# YOUR INSTRUCTIONS
Go through the material and pull out every line with the string "color" in it.

# INFORMATION PROVIDED
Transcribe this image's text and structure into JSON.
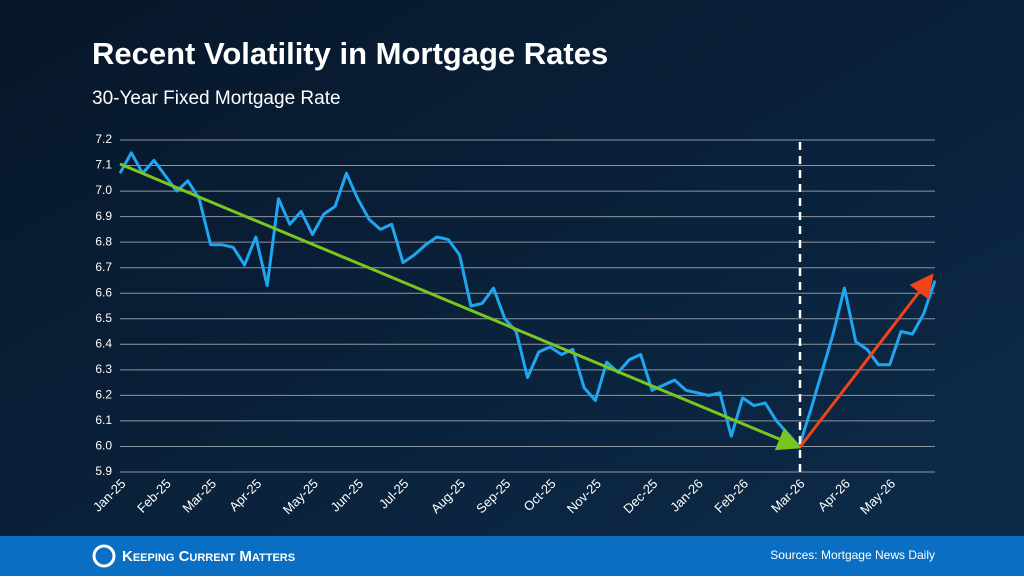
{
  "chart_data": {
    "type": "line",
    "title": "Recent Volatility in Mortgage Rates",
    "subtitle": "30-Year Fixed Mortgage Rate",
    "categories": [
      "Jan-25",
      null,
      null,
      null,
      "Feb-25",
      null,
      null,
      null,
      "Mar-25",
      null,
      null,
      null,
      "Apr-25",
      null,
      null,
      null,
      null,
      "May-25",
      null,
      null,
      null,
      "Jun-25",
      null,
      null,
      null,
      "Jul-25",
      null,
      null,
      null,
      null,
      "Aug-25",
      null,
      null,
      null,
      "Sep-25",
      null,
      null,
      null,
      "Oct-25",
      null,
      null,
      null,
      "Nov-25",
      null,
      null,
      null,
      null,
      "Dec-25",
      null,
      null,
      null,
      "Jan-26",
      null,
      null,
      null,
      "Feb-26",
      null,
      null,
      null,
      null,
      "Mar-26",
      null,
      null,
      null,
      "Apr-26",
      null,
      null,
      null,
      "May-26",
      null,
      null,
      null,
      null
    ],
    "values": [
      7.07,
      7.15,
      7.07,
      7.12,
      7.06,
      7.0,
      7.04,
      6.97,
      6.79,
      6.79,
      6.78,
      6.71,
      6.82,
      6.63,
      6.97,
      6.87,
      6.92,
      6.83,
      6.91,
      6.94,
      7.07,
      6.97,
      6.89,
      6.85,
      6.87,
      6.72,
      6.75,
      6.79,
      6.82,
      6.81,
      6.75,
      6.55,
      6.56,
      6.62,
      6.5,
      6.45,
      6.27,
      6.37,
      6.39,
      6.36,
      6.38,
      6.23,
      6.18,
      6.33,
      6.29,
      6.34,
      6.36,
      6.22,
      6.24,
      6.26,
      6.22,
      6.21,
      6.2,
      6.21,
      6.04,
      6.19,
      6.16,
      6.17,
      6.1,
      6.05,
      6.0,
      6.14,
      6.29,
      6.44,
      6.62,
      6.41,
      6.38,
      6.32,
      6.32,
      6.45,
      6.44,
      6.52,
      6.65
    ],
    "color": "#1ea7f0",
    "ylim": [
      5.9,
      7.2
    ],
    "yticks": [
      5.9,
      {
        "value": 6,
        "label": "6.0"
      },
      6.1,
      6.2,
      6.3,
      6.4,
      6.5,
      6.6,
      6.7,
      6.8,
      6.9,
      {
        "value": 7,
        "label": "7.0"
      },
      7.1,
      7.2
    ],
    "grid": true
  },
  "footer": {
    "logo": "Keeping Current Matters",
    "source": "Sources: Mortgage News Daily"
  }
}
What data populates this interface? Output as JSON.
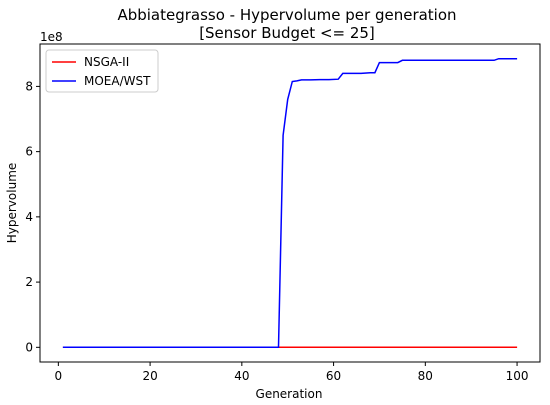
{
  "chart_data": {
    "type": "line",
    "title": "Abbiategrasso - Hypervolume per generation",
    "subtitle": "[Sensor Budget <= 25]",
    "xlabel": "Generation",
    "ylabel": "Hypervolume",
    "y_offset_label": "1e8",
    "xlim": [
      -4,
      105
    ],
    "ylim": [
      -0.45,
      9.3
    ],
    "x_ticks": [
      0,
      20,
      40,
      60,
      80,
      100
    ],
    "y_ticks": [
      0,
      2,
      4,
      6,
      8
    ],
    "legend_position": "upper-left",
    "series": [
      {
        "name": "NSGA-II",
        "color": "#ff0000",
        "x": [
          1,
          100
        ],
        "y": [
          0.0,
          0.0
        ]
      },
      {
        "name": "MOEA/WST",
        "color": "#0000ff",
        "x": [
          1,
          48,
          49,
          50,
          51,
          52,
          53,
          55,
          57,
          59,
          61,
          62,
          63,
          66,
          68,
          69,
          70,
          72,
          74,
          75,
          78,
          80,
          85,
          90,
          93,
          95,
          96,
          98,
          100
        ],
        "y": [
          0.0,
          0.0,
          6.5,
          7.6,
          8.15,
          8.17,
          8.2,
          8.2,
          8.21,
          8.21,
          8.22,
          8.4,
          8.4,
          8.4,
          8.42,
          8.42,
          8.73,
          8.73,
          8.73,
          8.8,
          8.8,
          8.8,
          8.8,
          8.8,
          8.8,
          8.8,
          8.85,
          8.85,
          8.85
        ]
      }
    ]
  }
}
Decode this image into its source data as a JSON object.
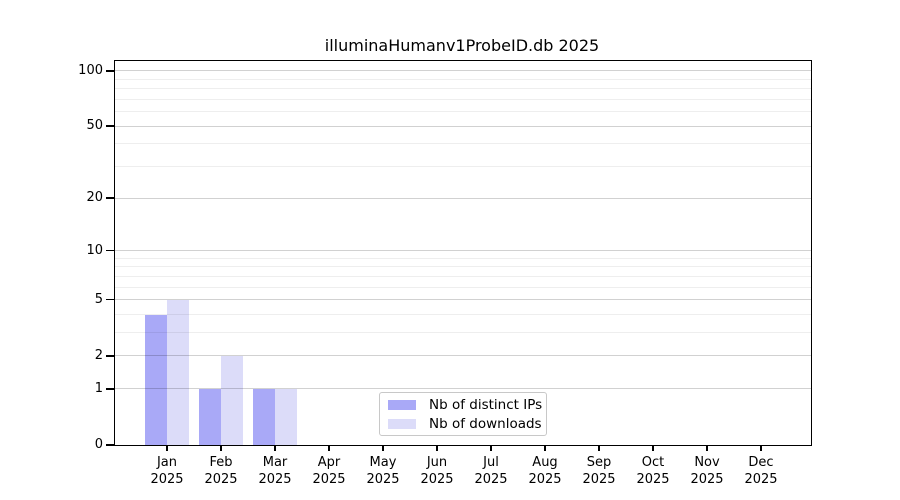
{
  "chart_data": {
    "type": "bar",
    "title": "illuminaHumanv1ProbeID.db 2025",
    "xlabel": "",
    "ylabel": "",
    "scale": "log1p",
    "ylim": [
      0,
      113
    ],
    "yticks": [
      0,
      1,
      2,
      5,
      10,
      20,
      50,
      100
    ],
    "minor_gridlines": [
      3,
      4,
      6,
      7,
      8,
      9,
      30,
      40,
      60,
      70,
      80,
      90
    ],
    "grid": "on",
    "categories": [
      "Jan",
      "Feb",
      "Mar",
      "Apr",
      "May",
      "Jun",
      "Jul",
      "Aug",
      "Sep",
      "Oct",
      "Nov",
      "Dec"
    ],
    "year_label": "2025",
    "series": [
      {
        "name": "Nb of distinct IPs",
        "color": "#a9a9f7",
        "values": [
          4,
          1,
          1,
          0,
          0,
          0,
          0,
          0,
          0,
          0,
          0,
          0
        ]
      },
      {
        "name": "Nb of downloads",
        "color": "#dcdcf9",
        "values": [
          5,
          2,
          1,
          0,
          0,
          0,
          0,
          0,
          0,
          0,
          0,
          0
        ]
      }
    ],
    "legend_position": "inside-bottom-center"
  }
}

# THE RESPONSE
    "color": "#1ea7f0",
        "color": "#ff0000",
        "color": "#0000ff",
        "color": "#a9a9f7",
        "color": "#dcdcf9",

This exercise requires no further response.